— Source data —
# # # # #

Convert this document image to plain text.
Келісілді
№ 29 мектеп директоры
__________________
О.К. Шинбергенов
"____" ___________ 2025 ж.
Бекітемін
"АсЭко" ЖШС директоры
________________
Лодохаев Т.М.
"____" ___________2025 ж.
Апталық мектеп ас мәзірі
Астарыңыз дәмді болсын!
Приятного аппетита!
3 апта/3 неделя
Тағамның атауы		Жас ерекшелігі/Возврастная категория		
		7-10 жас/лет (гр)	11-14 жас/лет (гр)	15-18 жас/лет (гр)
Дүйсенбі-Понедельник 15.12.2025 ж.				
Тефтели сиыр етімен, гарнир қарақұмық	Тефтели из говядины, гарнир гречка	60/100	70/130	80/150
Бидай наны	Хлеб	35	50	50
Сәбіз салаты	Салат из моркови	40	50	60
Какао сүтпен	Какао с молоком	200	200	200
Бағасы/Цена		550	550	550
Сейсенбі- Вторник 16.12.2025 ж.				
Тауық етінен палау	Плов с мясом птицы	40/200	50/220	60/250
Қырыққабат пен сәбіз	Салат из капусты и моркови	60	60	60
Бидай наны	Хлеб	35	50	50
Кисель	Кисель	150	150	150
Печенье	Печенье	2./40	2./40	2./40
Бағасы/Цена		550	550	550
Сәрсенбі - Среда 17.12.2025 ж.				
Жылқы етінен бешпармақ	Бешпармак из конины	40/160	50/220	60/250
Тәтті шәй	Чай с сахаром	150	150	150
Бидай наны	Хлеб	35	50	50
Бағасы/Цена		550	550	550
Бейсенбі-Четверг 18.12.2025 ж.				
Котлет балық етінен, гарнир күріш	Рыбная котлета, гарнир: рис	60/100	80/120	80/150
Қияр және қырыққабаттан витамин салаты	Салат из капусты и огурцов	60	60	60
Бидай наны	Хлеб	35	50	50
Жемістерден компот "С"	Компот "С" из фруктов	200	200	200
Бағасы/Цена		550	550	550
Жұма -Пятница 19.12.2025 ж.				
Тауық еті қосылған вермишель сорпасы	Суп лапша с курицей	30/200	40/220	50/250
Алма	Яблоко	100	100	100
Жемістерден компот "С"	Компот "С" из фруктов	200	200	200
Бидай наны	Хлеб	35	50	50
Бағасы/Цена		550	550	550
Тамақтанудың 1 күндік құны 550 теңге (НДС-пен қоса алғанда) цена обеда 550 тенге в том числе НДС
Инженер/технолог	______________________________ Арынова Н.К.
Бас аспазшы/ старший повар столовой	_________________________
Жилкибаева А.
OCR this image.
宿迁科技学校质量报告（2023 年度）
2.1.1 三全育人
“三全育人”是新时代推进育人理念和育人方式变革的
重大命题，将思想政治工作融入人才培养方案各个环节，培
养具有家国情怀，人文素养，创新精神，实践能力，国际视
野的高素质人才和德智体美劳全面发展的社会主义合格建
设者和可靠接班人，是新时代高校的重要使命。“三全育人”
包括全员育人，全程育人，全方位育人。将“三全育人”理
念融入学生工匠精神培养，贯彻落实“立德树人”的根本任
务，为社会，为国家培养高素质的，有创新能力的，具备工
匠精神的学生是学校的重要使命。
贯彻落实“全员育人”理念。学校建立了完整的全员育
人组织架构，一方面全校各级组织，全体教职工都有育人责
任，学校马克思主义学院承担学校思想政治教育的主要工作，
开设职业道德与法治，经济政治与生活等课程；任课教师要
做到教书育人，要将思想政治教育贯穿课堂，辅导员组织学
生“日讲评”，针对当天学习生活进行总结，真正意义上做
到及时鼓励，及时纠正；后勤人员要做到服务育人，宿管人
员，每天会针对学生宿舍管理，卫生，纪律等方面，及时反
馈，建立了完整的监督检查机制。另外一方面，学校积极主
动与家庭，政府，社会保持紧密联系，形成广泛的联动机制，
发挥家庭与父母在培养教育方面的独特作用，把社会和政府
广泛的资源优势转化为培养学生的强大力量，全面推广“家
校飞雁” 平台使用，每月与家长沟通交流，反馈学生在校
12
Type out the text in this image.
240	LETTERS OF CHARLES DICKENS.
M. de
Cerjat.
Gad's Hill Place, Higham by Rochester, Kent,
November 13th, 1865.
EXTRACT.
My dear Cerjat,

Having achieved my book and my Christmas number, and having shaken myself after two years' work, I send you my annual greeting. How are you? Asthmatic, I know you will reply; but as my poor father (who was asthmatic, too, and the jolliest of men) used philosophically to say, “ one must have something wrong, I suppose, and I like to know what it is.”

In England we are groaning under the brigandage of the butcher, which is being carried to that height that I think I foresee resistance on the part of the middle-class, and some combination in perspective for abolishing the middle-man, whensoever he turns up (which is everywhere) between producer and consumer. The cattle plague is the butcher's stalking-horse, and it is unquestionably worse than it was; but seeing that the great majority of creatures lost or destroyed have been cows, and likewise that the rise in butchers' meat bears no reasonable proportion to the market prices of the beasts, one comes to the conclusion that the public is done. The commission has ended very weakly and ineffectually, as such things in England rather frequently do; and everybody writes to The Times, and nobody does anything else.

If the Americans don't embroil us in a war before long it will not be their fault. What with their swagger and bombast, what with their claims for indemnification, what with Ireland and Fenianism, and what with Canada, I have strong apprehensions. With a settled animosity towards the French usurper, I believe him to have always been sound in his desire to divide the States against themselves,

# # # # #

— STATED EXERCISE —
Transcribe the whole listing exactly.

— OUTPUT —
Convert this document image to plain text.
Келісілді
№ 29 мектеп директоры
__________________
О.К. Шинбергенов
"____" ___________ 2025 ж.
Бекітемін
"АсЭко" ЖШС директоры
________________
Лодохаев Т.М.
"____" ___________2025 ж.
Апталық мектеп ас мәзірі
Астарыңыз дәмді болсын!
Приятного аппетита!
3 апта/3 неделя
Тағамның атауы		Жас ерекшелігі/Возврастная категория		
		7-10 жас/лет (гр)	11-14 жас/лет (гр)	15-18 жас/лет (гр)
Дүйсенбі-Понедельник 15.12.2025 ж.				
Тефтели сиыр етімен, гарнир қарақұмық	Тефтели из говядины, гарнир гречка	60/100	70/130	80/150
Бидай наны	Хлеб	35	50	50
Сәбіз салаты	Салат из моркови	40	50	60
Какао сүтпен	Какао с молоком	200	200	200
Бағасы/Цена		550	550	550
Сейсенбі- Вторник 16.12.2025 ж.				
Тауық етінен палау	Плов с мясом птицы	40/200	50/220	60/250
Қырыққабат пен сәбіз	Салат из капусты и моркови	60	60	60
Бидай наны	Хлеб	35	50	50
Кисель	Кисель	150	150	150
Печенье	Печенье	2./40	2./40	2./40
Бағасы/Цена		550	550	550
Сәрсенбі - Среда 17.12.2025 ж.				
Жылқы етінен бешпармақ	Бешпармак из конины	40/160	50/220	60/250
Тәтті шәй	Чай с сахаром	150	150	150
Бидай наны	Хлеб	35	50	50
Бағасы/Цена		550	550	550
Бейсенбі-Четверг 18.12.2025 ж.				
Котлет балық етінен, гарнир күріш	Рыбная котлета, гарнир: рис	60/100	80/120	80/150
Қияр және қырыққабаттан витамин салаты	Салат из капусты и огурцов	60	60	60
Бидай наны	Хлеб	35	50	50
Жемістерден компот "С"	Компот "С" из фруктов	200	200	200
Бағасы/Цена		550	550	550
Жұма -Пятница 19.12.2025 ж.				
Тауық еті қосылған вермишель сорпасы	Суп лапша с курицей	30/200	40/220	50/250
Алма	Яблоко	100	100	100
Жемістерден компот "С"	Компот "С" из фруктов	200	200	200
Бидай наны	Хлеб	35	50	50
Бағасы/Цена		550	550	550
Тамақтанудың 1 күндік құны 550 теңге (НДС-пен қоса алғанда) цена обеда 550 тенге в том числе НДС
Инженер/технолог	______________________________ Арынова Н.К.
Бас аспазшы/ старший повар столовой	_________________________
Жилкибаева А.
OCR this image.
宿迁科技学校质量报告（2023 年度）
2.1.1 三全育人
“三全育人”是新时代推进育人理念和育人方式变革的
重大命题，将思想政治工作融入人才培养方案各个环节，培
养具有家国情怀，人文素养，创新精神，实践能力，国际视
野的高素质人才和德智体美劳全面发展的社会主义合格建
设者和可靠接班人，是新时代高校的重要使命。“三全育人”
包括全员育人，全程育人，全方位育人。将“三全育人”理
念融入学生工匠精神培养，贯彻落实“立德树人”的根本任
务，为社会，为国家培养高素质的，有创新能力的，具备工
匠精神的学生是学校的重要使命。
贯彻落实“全员育人”理念。学校建立了完整的全员育
人组织架构，一方面全校各级组织，全体教职工都有育人责
任，学校马克思主义学院承担学校思想政治教育的主要工作，
开设职业道德与法治，经济政治与生活等课程；任课教师要
做到教书育人，要将思想政治教育贯穿课堂，辅导员组织学
生“日讲评”，针对当天学习生活进行总结，真正意义上做
到及时鼓励，及时纠正；后勤人员要做到服务育人，宿管人
员，每天会针对学生宿舍管理，卫生，纪律等方面，及时反
馈，建立了完整的监督检查机制。另外一方面，学校积极主
动与家庭，政府，社会保持紧密联系，形成广泛的联动机制，
发挥家庭与父母在培养教育方面的独特作用，把社会和政府
广泛的资源优势转化为培养学生的强大力量，全面推广“家
校飞雁” 平台使用，每月与家长沟通交流，反馈学生在校
12
Type out the text in this image.
240	LETTERS OF CHARLES DICKENS.
M. de
Cerjat.
Gad's Hill Place, Higham by Rochester, Kent,
November 13th, 1865.
EXTRACT.
My dear Cerjat,

Having achieved my book and my Christmas number, and having shaken myself after two years' work, I send you my annual greeting. How are you? Asthmatic, I know you will reply; but as my poor father (who was asthmatic, too, and the jolliest of men) used philosophically to say, “ one must have something wrong, I suppose, and I like to know what it is.”

In England we are groaning under the brigandage of the butcher, which is being carried to that height that I think I foresee resistance on the part of the middle-class, and some combination in perspective for abolishing the middle-man, whensoever he turns up (which is everywhere) between producer and consumer. The cattle plague is the butcher's stalking-horse, and it is unquestionably worse than it was; but seeing that the great majority of creatures lost or destroyed have been cows, and likewise that the rise in butchers' meat bears no reasonable proportion to the market prices of the beasts, one comes to the conclusion that the public is done. The commission has ended very weakly and ineffectually, as such things in England rather frequently do; and everybody writes to The Times, and nobody does anything else.

If the Americans don't embroil us in a war before long it will not be their fault. What with their swagger and bombast, what with their claims for indemnification, what with Ireland and Fenianism, and what with Canada, I have strong apprehensions. With a settled animosity towards the French usurper, I believe him to have always been sound in his desire to divide the States against themselves,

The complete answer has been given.